STATED GOAL: The records below should be written out again, exactly.

Dataset items:
——————————

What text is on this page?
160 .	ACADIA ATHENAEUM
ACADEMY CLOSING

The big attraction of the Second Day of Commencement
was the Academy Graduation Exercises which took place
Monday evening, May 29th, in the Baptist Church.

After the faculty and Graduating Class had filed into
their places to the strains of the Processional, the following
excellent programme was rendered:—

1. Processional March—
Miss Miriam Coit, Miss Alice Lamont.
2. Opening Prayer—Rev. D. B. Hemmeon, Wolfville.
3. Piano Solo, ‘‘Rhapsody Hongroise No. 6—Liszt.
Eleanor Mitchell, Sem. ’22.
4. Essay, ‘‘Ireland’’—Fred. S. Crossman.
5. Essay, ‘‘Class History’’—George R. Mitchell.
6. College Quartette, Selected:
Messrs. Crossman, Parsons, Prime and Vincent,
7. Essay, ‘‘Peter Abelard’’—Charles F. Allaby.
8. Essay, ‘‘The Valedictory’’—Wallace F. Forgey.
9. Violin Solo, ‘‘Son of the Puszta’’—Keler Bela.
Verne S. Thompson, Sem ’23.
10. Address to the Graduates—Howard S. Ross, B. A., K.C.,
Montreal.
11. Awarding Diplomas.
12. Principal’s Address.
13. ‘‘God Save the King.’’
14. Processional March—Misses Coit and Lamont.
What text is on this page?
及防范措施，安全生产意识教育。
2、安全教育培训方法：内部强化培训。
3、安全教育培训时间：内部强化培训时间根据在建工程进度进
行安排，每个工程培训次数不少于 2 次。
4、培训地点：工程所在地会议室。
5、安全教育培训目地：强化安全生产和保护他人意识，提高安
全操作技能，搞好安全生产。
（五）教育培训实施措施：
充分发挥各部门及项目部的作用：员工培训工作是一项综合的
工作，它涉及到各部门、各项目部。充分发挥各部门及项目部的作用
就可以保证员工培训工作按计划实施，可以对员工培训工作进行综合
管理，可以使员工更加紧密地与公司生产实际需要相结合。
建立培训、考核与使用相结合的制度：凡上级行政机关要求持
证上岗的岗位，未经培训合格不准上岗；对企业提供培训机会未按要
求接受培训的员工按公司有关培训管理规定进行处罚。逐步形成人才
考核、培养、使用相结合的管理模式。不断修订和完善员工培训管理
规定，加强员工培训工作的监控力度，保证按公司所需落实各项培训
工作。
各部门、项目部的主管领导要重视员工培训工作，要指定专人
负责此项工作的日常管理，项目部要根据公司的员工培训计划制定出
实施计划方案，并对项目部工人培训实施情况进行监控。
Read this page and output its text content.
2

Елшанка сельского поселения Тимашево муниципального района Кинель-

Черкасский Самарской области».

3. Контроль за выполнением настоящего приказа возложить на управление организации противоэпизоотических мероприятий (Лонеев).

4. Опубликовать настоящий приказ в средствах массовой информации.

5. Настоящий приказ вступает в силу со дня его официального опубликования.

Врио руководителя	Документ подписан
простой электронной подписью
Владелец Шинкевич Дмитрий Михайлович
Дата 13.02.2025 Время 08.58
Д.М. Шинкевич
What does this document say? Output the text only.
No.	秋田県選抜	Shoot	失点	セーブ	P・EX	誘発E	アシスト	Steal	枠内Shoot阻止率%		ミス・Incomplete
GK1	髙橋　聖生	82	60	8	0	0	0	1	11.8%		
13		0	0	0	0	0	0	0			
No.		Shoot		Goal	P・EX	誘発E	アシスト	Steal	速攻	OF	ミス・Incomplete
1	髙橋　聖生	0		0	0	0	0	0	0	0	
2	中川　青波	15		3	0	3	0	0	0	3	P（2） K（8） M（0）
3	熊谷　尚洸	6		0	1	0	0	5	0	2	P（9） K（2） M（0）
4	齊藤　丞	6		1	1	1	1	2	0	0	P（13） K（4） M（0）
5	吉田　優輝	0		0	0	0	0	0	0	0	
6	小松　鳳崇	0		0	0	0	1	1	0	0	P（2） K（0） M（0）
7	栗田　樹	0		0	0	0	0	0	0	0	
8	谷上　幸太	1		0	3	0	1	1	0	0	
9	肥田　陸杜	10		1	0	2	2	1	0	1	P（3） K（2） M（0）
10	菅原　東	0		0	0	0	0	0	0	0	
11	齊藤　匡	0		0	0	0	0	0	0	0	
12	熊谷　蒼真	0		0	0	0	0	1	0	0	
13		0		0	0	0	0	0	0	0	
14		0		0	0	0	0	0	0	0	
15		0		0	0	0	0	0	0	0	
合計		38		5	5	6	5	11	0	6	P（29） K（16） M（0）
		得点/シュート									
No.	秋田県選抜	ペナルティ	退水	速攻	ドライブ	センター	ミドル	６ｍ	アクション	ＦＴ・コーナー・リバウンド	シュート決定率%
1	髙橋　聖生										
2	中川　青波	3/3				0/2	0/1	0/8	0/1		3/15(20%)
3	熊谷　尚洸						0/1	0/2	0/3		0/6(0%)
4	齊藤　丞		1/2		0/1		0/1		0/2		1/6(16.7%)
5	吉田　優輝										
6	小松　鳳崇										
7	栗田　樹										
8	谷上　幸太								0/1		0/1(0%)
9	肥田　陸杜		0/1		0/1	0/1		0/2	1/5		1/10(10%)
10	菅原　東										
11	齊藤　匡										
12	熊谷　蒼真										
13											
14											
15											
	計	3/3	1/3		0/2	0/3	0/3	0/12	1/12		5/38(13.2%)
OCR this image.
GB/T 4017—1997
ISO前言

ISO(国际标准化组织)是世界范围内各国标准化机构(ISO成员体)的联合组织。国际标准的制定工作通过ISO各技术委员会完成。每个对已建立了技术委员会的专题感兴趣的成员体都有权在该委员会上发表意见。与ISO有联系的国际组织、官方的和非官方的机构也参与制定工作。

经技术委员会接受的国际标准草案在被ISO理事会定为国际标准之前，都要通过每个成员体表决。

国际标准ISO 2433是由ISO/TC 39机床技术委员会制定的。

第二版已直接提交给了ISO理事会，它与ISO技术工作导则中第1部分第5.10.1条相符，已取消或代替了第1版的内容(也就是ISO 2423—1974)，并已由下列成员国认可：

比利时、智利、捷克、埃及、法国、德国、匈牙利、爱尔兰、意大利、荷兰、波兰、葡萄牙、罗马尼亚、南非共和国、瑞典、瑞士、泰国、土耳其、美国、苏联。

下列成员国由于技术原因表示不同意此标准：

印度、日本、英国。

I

——————————

REPLY TO THE EXERCISE:
What text is on this page?
160 .	ACADIA ATHENAEUM
ACADEMY CLOSING

The big attraction of the Second Day of Commencement
was the Academy Graduation Exercises which took place
Monday evening, May 29th, in the Baptist Church.

After the faculty and Graduating Class had filed into
their places to the strains of the Processional, the following
excellent programme was rendered:—

1. Processional March—
Miss Miriam Coit, Miss Alice Lamont.
2. Opening Prayer—Rev. D. B. Hemmeon, Wolfville.
3. Piano Solo, ‘‘Rhapsody Hongroise No. 6—Liszt.
Eleanor Mitchell, Sem. ’22.
4. Essay, ‘‘Ireland’’—Fred. S. Crossman.
5. Essay, ‘‘Class History’’—George R. Mitchell.
6. College Quartette, Selected:
Messrs. Crossman, Parsons, Prime and Vincent,
7. Essay, ‘‘Peter Abelard’’—Charles F. Allaby.
8. Essay, ‘‘The Valedictory’’—Wallace F. Forgey.
9. Violin Solo, ‘‘Son of the Puszta’’—Keler Bela.
Verne S. Thompson, Sem ’23.
10. Address to the Graduates—Howard S. Ross, B. A., K.C.,
Montreal.
11. Awarding Diplomas.
12. Principal’s Address.
13. ‘‘God Save the King.’’
14. Processional March—Misses Coit and Lamont.
What text is on this page?
及防范措施，安全生产意识教育。
2、安全教育培训方法：内部强化培训。
3、安全教育培训时间：内部强化培训时间根据在建工程进度进
行安排，每个工程培训次数不少于 2 次。
4、培训地点：工程所在地会议室。
5、安全教育培训目地：强化安全生产和保护他人意识，提高安
全操作技能，搞好安全生产。
（五）教育培训实施措施：
充分发挥各部门及项目部的作用：员工培训工作是一项综合的
工作，它涉及到各部门、各项目部。充分发挥各部门及项目部的作用
就可以保证员工培训工作按计划实施，可以对员工培训工作进行综合
管理，可以使员工更加紧密地与公司生产实际需要相结合。
建立培训、考核与使用相结合的制度：凡上级行政机关要求持
证上岗的岗位，未经培训合格不准上岗；对企业提供培训机会未按要
求接受培训的员工按公司有关培训管理规定进行处罚。逐步形成人才
考核、培养、使用相结合的管理模式。不断修订和完善员工培训管理
规定，加强员工培训工作的监控力度，保证按公司所需落实各项培训
工作。
各部门、项目部的主管领导要重视员工培训工作，要指定专人
负责此项工作的日常管理，项目部要根据公司的员工培训计划制定出
实施计划方案，并对项目部工人培训实施情况进行监控。
Read this page and output its text content.
2

Елшанка сельского поселения Тимашево муниципального района Кинель-

Черкасский Самарской области».

3. Контроль за выполнением настоящего приказа возложить на управление организации противоэпизоотических мероприятий (Лонеев).

4. Опубликовать настоящий приказ в средствах массовой информации.

5. Настоящий приказ вступает в силу со дня его официального опубликования.

Врио руководителя	Документ подписан
простой электронной подписью
Владелец Шинкевич Дмитрий Михайлович
Дата 13.02.2025 Время 08.58
Д.М. Шинкевич
What does this document say? Output the text only.
No.	秋田県選抜	Shoot	失点	セーブ	P・EX	誘発E	アシスト	Steal	枠内Shoot阻止率%		ミス・Incomplete
GK1	髙橋　聖生	82	60	8	0	0	0	1	11.8%		
13		0	0	0	0	0	0	0			
No.		Shoot		Goal	P・EX	誘発E	アシスト	Steal	速攻	OF	ミス・Incomplete
1	髙橋　聖生	0		0	0	0	0	0	0	0	
2	中川　青波	15		3	0	3	0	0	0	3	P（2） K（8） M（0）
3	熊谷　尚洸	6		0	1	0	0	5	0	2	P（9） K（2） M（0）
4	齊藤　丞	6		1	1	1	1	2	0	0	P（13） K（4） M（0）
5	吉田　優輝	0		0	0	0	0	0	0	0	
6	小松　鳳崇	0		0	0	0	1	1	0	0	P（2） K（0） M（0）
7	栗田　樹	0		0	0	0	0	0	0	0	
8	谷上　幸太	1		0	3	0	1	1	0	0	
9	肥田　陸杜	10		1	0	2	2	1	0	1	P（3） K（2） M（0）
10	菅原　東	0		0	0	0	0	0	0	0	
11	齊藤　匡	0		0	0	0	0	0	0	0	
12	熊谷　蒼真	0		0	0	0	0	1	0	0	
13		0		0	0	0	0	0	0	0	
14		0		0	0	0	0	0	0	0	
15		0		0	0	0	0	0	0	0	
合計		38		5	5	6	5	11	0	6	P（29） K（16） M（0）
		得点/シュート									
No.	秋田県選抜	ペナルティ	退水	速攻	ドライブ	センター	ミドル	６ｍ	アクション	ＦＴ・コーナー・リバウンド	シュート決定率%
1	髙橋　聖生										
2	中川　青波	3/3				0/2	0/1	0/8	0/1		3/15(20%)
3	熊谷　尚洸						0/1	0/2	0/3		0/6(0%)
4	齊藤　丞		1/2		0/1		0/1		0/2		1/6(16.7%)
5	吉田　優輝										
6	小松　鳳崇										
7	栗田　樹										
8	谷上　幸太								0/1		0/1(0%)
9	肥田　陸杜		0/1		0/1	0/1		0/2	1/5		1/10(10%)
10	菅原　東										
11	齊藤　匡										
12	熊谷　蒼真										
13											
14											
15											
	計	3/3	1/3		0/2	0/3	0/3	0/12	1/12		5/38(13.2%)
OCR this image.
GB/T 4017—1997
ISO前言

ISO(国际标准化组织)是世界范围内各国标准化机构(ISO成员体)的联合组织。国际标准的制定工作通过ISO各技术委员会完成。每个对已建立了技术委员会的专题感兴趣的成员体都有权在该委员会上发表意见。与ISO有联系的国际组织、官方的和非官方的机构也参与制定工作。

经技术委员会接受的国际标准草案在被ISO理事会定为国际标准之前，都要通过每个成员体表决。

国际标准ISO 2433是由ISO/TC 39机床技术委员会制定的。

第二版已直接提交给了ISO理事会，它与ISO技术工作导则中第1部分第5.10.1条相符，已取消或代替了第1版的内容(也就是ISO 2423—1974)，并已由下列成员国认可：

比利时、智利、捷克、埃及、法国、德国、匈牙利、爱尔兰、意大利、荷兰、波兰、葡萄牙、罗马尼亚、南非共和国、瑞典、瑞士、泰国、土耳其、美国、苏联。

下列成员国由于技术原因表示不同意此标准：

印度、日本、英国。

I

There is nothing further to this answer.